[Saved data entries]
####################
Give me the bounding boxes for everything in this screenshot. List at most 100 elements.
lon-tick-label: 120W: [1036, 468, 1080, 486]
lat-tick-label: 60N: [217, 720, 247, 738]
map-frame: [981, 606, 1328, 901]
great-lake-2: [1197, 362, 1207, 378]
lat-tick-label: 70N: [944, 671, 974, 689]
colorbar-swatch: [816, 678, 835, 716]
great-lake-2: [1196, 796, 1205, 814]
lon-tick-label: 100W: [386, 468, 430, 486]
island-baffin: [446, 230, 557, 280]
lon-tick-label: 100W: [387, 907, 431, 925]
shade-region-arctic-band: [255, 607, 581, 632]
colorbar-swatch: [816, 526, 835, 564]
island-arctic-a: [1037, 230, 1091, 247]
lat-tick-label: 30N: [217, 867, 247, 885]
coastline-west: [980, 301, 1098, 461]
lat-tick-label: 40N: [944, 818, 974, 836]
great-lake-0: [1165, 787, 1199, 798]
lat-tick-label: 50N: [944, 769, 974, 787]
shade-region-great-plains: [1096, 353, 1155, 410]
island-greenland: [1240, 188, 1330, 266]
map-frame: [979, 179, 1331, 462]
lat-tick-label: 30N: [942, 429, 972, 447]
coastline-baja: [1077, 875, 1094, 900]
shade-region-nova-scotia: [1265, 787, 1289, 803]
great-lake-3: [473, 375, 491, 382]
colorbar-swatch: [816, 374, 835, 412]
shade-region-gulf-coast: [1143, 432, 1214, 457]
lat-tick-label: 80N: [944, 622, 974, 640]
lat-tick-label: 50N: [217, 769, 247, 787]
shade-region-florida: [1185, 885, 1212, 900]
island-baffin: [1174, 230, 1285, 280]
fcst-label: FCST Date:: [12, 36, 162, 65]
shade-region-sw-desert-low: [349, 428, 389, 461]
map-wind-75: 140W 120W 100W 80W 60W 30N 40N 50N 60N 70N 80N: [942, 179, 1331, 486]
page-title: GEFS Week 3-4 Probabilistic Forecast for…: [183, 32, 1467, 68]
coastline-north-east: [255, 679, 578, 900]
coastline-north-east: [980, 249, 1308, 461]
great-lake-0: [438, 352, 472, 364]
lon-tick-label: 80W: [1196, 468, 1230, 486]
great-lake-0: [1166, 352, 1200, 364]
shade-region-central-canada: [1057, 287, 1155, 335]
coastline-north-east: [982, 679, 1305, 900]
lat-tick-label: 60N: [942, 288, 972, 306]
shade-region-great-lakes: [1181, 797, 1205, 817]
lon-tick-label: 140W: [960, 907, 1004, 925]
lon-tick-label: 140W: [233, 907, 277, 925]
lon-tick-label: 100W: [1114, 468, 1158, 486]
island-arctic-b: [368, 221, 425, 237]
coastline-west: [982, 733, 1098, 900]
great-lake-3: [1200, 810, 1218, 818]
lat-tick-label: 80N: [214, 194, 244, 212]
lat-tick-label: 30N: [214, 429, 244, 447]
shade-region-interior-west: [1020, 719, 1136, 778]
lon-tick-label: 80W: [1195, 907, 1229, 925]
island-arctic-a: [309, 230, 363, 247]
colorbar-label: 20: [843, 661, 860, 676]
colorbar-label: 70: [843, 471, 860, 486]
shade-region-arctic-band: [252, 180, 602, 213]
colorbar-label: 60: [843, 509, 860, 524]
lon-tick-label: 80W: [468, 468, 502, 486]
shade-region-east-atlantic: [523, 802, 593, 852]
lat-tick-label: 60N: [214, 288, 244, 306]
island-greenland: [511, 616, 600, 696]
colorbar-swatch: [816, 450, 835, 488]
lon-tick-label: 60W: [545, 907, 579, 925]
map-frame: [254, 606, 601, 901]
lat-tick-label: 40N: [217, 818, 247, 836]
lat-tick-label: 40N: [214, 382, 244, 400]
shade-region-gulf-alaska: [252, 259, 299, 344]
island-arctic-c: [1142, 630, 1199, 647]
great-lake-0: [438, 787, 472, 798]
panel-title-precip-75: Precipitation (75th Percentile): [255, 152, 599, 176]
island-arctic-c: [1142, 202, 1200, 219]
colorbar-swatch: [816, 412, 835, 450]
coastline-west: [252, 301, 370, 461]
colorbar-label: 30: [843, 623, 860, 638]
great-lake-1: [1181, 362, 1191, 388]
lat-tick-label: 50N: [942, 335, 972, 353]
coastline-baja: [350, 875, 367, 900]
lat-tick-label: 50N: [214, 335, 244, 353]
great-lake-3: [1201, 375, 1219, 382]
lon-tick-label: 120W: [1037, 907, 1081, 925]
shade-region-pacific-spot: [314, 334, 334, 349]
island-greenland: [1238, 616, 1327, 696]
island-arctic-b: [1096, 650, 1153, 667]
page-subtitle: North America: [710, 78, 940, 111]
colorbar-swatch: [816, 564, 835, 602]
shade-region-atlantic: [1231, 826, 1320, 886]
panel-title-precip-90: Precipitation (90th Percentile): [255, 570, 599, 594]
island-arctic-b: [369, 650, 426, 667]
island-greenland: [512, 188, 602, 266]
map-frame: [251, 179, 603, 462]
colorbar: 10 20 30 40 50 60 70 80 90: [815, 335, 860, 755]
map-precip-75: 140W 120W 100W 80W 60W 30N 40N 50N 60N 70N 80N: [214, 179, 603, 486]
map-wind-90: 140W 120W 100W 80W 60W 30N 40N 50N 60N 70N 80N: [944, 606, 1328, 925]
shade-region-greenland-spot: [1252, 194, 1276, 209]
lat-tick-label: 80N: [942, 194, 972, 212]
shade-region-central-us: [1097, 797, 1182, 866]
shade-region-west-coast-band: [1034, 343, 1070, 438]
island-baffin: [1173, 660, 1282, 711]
####################
Quote the saved data entries word for word, starting at the first line and ending at the line that contains "colorbar-swatch: [816, 678, 835, 716]", with both of those lines included.

FULL RESPONSE:
Give me the bounding boxes for everything in this screenshot. List at most 100 elements.
lon-tick-label: 120W: [1036, 468, 1080, 486]
lat-tick-label: 60N: [217, 720, 247, 738]
map-frame: [981, 606, 1328, 901]
great-lake-2: [1197, 362, 1207, 378]
lat-tick-label: 70N: [944, 671, 974, 689]
colorbar-swatch: [816, 678, 835, 716]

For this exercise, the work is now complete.